* _INSTRUCTION_: Look for the string "value" in the lines and copy each line that has it.

* _PROVIDED ENTRIES_:
###
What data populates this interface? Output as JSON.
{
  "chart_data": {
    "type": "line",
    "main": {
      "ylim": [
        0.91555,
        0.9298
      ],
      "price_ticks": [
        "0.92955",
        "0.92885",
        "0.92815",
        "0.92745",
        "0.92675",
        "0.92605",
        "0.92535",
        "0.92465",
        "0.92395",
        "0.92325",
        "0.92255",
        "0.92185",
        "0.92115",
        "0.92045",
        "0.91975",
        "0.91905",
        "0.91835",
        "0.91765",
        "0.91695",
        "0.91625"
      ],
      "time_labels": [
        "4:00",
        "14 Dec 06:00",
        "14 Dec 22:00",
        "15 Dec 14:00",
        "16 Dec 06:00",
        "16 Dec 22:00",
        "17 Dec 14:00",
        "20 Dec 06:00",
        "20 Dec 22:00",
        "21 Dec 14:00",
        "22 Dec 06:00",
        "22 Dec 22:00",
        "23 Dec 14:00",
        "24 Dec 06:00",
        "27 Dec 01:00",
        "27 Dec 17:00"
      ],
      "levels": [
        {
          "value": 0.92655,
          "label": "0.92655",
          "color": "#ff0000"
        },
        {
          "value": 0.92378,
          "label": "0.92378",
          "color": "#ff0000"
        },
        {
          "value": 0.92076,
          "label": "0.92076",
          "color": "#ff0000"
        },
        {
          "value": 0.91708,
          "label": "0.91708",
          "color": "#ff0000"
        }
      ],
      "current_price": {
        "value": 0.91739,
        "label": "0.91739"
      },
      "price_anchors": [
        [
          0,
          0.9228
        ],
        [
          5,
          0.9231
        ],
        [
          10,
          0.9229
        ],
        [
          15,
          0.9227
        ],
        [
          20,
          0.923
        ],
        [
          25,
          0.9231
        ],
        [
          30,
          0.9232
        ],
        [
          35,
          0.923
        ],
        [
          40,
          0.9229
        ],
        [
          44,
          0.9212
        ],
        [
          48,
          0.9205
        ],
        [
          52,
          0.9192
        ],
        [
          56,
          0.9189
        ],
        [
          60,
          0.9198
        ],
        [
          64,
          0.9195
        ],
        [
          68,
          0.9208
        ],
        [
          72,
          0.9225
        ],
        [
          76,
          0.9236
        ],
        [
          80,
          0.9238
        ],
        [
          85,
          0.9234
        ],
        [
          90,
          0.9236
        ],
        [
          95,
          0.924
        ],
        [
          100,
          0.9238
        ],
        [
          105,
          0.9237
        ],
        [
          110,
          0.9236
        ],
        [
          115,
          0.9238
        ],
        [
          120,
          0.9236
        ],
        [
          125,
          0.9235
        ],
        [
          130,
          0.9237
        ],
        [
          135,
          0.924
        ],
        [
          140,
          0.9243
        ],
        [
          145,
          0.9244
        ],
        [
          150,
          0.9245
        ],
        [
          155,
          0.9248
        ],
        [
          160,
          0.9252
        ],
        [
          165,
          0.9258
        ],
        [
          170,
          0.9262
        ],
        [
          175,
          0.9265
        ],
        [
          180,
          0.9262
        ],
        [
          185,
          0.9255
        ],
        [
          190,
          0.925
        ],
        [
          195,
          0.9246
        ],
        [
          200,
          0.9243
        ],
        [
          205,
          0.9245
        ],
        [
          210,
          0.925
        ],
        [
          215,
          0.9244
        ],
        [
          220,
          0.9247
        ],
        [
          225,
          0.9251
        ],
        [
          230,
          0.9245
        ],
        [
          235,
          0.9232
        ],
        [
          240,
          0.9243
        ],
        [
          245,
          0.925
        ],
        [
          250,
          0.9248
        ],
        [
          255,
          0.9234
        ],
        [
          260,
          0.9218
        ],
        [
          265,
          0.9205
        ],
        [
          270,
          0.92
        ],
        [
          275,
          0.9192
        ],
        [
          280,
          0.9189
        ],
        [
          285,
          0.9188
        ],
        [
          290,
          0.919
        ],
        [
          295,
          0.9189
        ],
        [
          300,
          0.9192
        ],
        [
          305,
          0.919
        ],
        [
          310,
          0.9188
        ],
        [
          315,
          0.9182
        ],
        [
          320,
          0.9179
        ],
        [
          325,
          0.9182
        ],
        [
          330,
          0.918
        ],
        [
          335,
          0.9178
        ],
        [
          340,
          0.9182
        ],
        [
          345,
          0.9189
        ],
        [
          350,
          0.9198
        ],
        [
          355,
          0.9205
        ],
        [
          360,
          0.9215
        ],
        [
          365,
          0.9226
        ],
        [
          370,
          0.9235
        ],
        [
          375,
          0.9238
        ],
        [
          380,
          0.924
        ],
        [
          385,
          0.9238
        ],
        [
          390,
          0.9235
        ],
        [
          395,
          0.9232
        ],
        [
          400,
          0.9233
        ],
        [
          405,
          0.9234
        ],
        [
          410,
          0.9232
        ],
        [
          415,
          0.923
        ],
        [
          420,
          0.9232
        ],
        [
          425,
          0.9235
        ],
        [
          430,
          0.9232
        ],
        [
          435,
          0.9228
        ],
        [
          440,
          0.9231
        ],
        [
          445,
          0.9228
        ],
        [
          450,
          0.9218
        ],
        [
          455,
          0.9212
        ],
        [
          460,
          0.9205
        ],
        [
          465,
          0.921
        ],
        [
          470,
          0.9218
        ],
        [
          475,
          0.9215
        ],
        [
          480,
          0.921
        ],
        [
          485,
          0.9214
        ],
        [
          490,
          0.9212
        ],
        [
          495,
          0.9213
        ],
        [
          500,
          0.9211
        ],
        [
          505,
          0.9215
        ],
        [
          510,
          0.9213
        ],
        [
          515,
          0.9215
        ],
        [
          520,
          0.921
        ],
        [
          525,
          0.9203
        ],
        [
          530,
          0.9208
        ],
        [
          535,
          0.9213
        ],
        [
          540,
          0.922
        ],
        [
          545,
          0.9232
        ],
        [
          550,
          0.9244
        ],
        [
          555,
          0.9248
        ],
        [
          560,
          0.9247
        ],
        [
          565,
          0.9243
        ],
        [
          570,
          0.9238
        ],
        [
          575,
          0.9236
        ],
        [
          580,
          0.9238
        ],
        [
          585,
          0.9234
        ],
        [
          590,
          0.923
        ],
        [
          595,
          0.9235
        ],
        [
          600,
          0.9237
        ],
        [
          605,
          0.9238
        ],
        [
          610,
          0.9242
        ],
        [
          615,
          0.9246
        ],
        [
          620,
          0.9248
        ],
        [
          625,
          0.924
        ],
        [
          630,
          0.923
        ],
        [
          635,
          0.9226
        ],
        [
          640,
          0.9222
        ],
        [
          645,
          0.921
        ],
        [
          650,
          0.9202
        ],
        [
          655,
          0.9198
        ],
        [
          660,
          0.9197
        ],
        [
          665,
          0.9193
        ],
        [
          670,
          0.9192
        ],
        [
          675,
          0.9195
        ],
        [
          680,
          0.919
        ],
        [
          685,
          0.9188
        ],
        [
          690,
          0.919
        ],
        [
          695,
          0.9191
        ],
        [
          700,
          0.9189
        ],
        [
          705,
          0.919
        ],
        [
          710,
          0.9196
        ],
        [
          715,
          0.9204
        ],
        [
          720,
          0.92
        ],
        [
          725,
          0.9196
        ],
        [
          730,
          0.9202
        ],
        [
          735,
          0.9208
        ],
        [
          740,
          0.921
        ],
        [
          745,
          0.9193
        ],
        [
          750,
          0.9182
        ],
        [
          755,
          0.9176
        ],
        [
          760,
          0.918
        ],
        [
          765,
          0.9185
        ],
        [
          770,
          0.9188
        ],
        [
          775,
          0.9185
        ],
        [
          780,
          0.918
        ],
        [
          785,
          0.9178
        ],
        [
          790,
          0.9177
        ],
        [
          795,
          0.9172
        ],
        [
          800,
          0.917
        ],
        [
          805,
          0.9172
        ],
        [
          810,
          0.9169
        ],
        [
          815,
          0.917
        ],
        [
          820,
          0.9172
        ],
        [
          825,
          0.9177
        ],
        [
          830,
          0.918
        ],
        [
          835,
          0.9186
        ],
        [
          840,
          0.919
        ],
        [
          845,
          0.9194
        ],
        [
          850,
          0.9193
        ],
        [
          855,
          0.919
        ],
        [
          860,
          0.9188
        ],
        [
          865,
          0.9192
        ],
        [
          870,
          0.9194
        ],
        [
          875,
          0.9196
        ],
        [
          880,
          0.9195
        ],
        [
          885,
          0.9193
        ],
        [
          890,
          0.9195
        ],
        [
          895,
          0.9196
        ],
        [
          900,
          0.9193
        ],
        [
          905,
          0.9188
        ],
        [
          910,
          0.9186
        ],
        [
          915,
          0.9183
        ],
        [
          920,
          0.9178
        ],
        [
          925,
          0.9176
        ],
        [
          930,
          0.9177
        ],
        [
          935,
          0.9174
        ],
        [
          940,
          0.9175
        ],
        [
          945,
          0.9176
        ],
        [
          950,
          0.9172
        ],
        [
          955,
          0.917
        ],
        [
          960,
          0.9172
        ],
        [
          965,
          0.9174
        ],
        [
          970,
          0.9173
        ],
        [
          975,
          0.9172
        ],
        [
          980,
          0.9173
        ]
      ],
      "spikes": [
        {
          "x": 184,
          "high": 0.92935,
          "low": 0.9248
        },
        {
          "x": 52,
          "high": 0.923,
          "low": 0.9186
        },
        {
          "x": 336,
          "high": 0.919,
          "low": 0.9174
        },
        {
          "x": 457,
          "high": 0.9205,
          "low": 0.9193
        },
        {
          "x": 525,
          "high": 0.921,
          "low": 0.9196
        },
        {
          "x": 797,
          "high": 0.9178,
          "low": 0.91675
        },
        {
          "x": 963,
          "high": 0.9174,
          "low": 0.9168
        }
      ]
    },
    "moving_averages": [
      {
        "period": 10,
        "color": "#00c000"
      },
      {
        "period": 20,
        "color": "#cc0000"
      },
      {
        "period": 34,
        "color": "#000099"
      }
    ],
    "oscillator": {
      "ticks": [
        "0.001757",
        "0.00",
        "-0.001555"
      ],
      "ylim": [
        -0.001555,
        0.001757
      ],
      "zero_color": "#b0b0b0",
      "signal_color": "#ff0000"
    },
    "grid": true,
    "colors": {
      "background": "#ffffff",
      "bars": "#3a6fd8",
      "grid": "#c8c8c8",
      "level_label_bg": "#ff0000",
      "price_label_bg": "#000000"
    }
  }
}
###
* _THE ANSWER_:
          "value": 0.92655,
          "value": 0.92378,
          "value": 0.92076,
          "value": 0.91708,
        "value": 0.91739,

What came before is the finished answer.